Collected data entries
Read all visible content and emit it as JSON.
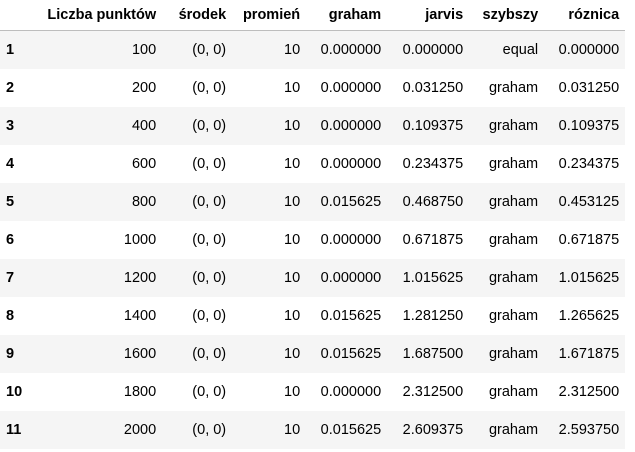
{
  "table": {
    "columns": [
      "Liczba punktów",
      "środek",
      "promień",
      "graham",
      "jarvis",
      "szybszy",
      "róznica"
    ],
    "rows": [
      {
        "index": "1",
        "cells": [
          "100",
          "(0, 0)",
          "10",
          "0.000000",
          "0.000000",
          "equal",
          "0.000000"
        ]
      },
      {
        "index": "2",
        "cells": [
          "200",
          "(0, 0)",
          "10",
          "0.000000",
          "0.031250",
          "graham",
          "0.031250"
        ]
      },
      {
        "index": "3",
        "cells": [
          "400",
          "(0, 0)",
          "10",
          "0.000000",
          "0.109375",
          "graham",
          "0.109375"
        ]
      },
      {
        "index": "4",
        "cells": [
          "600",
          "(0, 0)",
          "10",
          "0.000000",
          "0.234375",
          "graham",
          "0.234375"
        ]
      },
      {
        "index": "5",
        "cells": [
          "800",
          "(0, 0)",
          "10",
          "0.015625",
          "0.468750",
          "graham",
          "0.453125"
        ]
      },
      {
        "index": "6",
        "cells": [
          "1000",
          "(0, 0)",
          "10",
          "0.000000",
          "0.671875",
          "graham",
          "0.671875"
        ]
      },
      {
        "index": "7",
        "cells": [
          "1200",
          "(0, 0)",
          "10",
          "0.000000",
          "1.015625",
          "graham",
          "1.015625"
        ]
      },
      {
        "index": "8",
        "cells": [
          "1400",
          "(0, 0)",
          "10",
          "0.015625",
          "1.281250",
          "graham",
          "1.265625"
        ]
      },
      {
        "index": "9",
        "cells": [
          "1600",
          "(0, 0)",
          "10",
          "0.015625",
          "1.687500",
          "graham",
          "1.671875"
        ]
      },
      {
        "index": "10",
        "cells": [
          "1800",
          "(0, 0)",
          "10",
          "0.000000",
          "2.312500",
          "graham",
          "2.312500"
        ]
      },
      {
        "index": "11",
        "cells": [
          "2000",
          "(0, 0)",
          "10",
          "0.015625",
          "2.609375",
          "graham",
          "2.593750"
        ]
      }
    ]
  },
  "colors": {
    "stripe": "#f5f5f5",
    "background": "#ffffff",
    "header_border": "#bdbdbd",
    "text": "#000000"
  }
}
---
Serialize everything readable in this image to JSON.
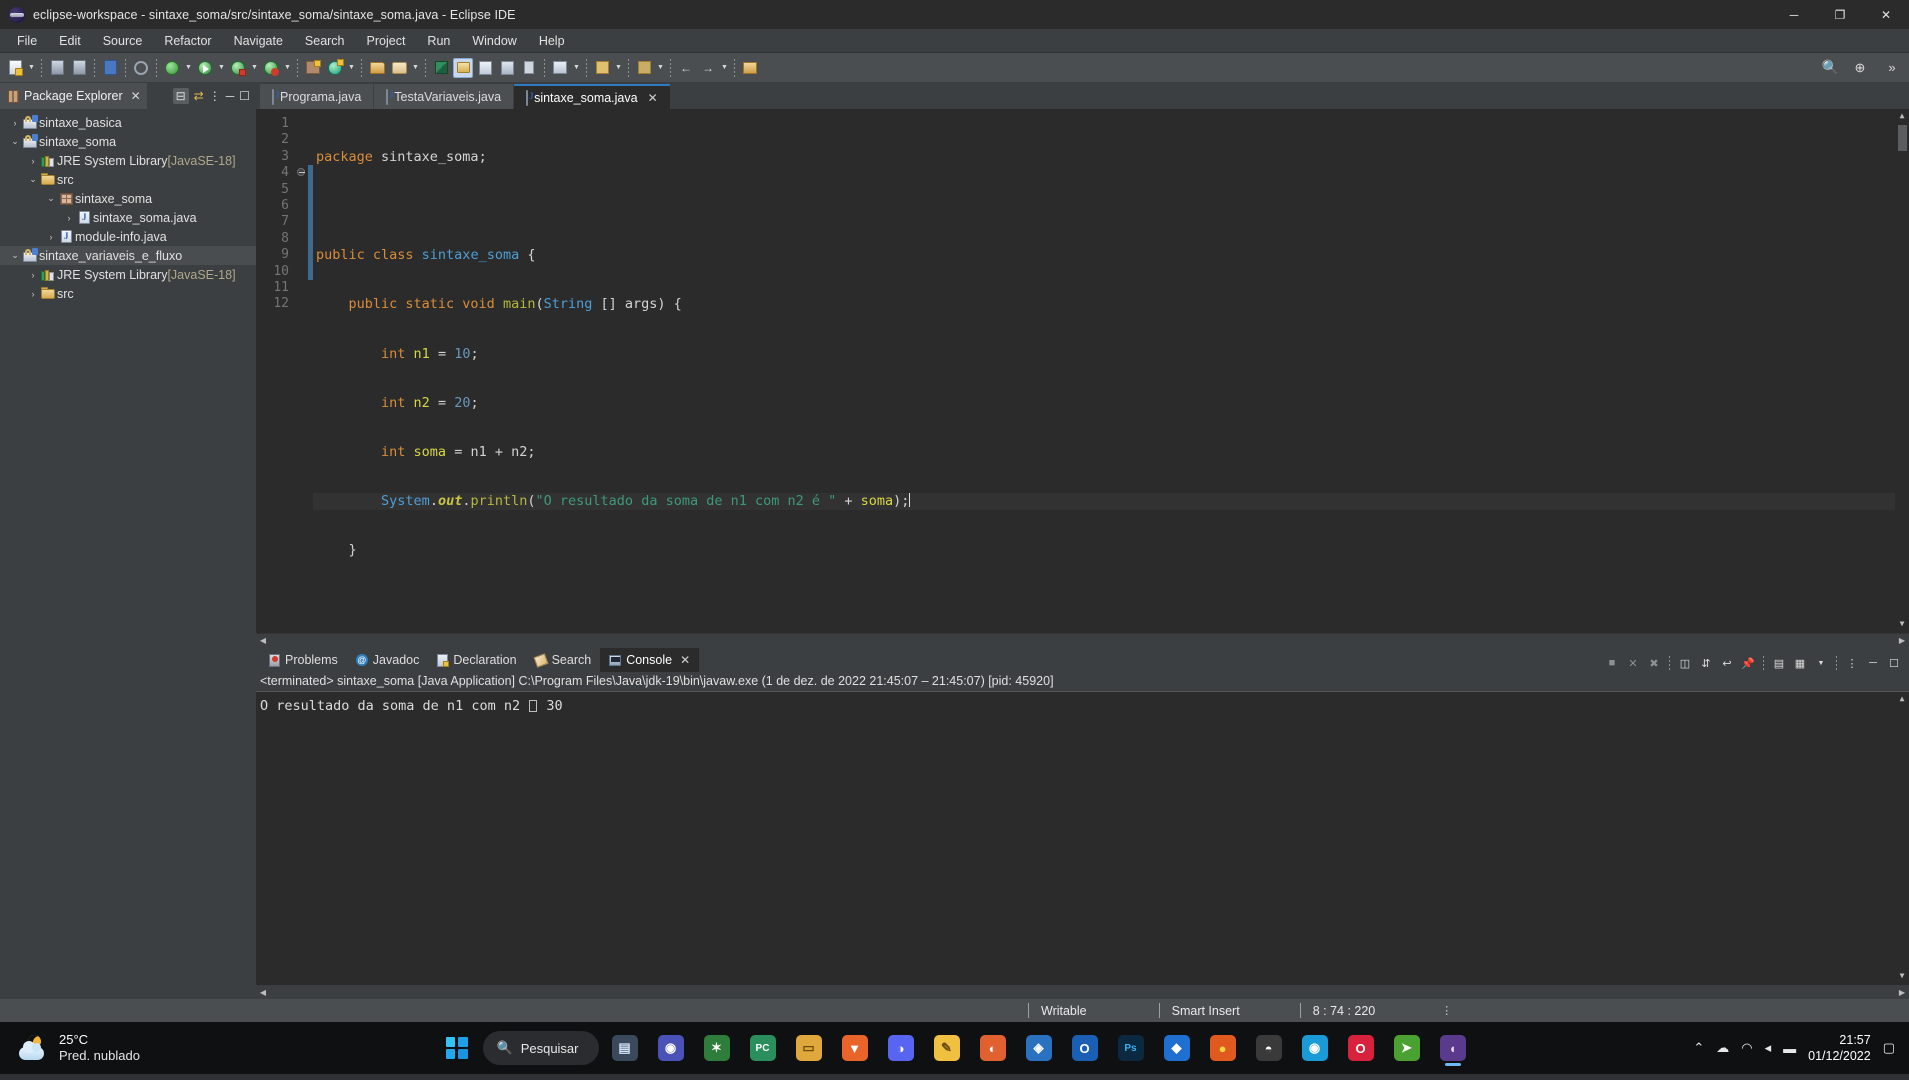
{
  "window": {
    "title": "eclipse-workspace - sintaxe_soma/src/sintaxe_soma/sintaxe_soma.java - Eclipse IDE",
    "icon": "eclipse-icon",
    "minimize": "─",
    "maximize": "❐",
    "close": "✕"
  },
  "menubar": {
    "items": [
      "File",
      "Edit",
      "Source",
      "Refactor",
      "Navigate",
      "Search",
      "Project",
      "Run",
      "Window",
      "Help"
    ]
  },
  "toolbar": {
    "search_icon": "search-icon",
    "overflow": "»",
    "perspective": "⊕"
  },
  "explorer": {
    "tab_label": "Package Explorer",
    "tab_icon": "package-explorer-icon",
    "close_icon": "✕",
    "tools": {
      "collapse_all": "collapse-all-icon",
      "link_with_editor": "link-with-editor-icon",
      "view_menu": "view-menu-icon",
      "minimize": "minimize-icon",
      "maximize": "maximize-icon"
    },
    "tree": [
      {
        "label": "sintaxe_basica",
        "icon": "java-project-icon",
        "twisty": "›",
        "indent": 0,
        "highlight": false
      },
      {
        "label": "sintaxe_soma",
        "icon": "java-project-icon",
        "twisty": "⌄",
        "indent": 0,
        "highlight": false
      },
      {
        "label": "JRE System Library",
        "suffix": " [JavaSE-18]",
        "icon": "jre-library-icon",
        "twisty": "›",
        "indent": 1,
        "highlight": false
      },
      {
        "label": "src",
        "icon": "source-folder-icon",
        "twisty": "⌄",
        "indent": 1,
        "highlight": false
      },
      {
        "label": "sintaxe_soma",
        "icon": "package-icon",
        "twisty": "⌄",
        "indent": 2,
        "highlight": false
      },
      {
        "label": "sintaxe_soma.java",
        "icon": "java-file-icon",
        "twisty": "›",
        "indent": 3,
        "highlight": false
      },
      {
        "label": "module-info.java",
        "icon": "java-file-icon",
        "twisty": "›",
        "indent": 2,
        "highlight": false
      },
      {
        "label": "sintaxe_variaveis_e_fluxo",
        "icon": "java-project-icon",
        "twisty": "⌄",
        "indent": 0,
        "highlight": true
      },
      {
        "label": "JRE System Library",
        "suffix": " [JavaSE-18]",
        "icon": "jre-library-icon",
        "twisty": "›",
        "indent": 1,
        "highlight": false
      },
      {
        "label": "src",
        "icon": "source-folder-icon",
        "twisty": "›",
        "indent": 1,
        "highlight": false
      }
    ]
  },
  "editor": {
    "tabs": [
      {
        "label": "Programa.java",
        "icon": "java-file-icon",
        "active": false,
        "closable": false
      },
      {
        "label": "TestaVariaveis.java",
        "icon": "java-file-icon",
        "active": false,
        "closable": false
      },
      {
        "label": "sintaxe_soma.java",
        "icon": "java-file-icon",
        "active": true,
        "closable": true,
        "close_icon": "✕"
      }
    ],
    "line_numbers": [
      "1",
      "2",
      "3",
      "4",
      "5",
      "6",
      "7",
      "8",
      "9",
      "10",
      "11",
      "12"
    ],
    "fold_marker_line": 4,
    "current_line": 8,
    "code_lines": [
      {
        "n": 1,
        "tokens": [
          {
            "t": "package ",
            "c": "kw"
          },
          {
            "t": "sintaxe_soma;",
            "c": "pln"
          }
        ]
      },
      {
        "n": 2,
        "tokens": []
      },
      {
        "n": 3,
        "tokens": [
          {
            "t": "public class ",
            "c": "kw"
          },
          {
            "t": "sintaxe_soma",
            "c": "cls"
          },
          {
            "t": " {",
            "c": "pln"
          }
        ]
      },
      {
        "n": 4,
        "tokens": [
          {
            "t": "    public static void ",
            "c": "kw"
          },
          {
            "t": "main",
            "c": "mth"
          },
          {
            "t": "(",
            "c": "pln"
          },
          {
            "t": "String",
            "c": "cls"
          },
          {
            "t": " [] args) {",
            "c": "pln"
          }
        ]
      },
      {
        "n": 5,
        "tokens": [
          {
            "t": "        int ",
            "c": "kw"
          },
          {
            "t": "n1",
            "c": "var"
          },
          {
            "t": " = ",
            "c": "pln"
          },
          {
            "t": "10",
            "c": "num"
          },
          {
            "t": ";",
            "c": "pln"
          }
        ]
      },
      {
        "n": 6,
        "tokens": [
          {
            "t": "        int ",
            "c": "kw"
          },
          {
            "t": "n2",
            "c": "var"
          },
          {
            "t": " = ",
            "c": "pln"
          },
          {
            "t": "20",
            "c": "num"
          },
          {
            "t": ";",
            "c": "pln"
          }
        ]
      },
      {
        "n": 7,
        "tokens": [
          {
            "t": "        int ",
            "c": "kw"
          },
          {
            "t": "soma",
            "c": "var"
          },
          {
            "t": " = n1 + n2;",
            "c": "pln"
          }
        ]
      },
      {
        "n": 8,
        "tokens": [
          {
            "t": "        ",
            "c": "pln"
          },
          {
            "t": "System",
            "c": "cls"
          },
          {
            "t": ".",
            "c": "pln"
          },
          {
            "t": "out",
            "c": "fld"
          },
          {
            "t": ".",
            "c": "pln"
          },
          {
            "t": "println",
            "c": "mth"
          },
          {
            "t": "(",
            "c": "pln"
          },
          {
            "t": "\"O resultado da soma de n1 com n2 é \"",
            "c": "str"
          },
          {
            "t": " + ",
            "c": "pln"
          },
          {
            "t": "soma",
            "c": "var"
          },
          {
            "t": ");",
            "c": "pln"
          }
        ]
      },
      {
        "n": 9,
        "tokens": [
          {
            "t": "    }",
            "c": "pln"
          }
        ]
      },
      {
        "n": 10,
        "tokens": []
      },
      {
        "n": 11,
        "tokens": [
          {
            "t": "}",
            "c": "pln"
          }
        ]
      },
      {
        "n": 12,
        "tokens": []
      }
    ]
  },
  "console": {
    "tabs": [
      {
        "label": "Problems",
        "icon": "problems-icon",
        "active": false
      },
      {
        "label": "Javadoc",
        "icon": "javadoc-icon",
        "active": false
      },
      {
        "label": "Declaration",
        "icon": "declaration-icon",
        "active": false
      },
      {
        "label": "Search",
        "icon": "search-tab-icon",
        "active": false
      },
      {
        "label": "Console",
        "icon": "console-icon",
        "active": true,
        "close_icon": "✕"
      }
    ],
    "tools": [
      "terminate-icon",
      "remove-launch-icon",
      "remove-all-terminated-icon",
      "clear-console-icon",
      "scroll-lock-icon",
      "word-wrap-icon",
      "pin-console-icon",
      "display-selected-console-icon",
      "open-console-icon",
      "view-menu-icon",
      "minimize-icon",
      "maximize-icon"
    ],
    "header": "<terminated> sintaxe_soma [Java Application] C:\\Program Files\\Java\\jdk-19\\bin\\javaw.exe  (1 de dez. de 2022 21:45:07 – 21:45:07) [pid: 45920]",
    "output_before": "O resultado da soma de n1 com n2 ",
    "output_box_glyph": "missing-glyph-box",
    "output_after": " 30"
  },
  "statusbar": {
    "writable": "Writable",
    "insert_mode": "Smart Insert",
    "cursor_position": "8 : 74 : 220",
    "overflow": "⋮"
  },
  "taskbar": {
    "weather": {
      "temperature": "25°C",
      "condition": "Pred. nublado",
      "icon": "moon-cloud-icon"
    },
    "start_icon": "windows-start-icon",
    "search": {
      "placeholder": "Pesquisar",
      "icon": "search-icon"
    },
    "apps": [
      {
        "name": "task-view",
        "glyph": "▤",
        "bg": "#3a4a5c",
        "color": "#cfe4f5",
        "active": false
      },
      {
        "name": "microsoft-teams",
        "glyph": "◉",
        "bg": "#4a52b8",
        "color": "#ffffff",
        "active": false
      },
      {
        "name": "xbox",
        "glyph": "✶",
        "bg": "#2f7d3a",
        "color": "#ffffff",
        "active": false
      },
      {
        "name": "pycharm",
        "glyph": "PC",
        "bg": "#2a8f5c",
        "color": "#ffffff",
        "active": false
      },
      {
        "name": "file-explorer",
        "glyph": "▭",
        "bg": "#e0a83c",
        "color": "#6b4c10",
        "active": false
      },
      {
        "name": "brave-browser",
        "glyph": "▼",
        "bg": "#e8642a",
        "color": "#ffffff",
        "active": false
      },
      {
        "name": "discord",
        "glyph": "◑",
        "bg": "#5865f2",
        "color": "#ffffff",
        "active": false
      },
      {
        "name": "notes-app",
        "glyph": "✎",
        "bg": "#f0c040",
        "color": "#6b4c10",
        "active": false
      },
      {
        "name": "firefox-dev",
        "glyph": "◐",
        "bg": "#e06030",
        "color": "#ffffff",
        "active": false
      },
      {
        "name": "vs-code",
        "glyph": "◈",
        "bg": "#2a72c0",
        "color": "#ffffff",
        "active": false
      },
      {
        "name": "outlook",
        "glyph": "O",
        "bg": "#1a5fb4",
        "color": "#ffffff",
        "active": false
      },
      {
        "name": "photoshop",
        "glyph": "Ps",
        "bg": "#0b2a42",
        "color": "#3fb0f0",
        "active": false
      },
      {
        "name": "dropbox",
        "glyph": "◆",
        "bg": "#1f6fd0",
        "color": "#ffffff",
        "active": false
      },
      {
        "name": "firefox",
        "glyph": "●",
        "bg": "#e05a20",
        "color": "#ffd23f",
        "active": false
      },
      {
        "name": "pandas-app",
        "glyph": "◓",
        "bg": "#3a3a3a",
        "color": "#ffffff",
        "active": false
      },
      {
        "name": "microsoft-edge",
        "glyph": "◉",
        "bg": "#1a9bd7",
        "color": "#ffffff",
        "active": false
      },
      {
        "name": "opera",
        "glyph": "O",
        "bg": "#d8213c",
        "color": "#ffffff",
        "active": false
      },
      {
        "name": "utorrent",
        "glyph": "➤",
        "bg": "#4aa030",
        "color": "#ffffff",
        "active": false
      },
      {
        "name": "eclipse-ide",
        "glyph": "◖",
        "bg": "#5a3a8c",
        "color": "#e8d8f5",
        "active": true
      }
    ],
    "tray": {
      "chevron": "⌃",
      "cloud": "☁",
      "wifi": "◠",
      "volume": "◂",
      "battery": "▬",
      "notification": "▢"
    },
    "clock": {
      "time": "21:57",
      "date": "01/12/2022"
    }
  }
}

Required work:
Pick out, from the lines above, every one that contains the string "terminated".

Written solution:
      "remove-all-terminated-icon",
    "header": "<terminated> sintaxe_soma [Java Application] C:\\Program Files\\Java\\jdk-19\\bin\\javaw.exe  (1 de dez. de 2022 21:45:07 – 21:45:07) [pid: 45920]",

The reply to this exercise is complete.